→ REQUIREMENTS
Locate each line holding the string "into" and copy it.

→ RAW RECORDS
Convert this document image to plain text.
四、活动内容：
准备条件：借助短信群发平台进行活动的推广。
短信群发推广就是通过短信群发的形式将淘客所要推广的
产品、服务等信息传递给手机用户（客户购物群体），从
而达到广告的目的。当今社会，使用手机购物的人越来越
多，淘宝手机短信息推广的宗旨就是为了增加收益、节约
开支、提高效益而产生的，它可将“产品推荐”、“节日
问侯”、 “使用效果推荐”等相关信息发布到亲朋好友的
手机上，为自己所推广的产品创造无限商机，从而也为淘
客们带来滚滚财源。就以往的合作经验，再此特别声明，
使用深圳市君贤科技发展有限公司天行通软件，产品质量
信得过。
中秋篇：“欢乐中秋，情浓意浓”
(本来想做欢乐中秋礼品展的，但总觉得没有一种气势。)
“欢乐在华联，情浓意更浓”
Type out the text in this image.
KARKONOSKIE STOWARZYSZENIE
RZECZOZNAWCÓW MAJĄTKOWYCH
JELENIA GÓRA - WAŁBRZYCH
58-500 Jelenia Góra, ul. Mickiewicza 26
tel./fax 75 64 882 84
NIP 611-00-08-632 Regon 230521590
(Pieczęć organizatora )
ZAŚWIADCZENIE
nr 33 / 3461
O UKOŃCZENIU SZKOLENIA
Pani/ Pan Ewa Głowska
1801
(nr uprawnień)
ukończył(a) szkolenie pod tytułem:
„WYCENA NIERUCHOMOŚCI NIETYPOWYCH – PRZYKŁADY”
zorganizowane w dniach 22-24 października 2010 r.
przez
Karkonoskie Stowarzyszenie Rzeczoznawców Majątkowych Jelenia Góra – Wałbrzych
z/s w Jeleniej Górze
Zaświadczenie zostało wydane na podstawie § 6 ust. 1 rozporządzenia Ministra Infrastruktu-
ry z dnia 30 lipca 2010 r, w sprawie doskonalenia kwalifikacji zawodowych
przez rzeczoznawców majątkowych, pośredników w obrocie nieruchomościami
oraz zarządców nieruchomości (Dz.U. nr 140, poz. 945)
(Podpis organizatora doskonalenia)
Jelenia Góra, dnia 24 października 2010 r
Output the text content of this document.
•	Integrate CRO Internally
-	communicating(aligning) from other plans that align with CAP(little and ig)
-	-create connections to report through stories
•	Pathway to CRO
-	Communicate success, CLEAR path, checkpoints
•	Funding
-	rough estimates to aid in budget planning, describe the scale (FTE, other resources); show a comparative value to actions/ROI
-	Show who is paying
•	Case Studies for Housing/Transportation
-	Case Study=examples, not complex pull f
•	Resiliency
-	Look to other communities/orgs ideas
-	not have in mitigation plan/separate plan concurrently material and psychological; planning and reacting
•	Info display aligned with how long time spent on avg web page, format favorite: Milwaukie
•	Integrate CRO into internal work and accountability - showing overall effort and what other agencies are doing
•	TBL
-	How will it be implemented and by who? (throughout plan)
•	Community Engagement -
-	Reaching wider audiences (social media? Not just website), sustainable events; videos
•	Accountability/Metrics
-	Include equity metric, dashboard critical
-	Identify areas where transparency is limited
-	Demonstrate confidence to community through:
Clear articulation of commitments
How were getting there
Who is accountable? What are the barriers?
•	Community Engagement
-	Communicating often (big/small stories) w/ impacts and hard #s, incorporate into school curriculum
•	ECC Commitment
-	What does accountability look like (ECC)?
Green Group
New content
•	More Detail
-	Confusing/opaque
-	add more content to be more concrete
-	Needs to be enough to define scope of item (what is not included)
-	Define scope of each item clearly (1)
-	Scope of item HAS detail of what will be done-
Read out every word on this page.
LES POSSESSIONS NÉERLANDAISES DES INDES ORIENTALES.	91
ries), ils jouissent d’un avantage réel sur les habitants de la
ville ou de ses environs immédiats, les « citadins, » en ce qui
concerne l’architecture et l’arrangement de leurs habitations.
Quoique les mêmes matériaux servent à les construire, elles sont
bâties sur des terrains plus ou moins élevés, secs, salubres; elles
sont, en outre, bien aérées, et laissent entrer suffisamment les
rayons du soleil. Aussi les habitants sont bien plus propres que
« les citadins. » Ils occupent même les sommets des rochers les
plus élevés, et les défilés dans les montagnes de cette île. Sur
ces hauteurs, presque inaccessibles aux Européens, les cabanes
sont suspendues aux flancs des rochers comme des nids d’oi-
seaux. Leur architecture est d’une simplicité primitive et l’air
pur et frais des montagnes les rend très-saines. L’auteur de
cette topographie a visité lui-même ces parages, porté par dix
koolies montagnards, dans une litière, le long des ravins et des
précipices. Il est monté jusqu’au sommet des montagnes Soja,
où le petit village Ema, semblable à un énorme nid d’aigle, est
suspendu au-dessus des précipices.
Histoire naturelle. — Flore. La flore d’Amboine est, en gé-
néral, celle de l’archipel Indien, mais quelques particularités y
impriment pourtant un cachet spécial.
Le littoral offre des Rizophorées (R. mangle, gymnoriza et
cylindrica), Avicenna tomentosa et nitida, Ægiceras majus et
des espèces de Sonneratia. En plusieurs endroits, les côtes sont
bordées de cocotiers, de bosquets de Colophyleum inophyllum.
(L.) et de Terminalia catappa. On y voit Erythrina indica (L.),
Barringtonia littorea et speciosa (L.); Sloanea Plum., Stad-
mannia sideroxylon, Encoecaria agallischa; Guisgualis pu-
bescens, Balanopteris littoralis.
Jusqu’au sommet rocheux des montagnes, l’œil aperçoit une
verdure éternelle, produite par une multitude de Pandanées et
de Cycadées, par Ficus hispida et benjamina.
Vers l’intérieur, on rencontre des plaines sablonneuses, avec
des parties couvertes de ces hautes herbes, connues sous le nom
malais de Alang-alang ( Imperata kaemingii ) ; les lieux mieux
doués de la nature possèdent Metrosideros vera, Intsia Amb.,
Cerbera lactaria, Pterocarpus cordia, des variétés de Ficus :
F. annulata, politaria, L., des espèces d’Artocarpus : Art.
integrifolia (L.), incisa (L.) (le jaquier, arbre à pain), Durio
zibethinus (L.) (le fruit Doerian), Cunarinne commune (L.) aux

→ OUTPUT FOR THIS EXERCISE
•	Integrate CRO into internal work and accountability - showing overall effort and what other agencies are doing
-	Communicating often (big/small stories) w/ impacts and hard #s, incorporate into school curriculum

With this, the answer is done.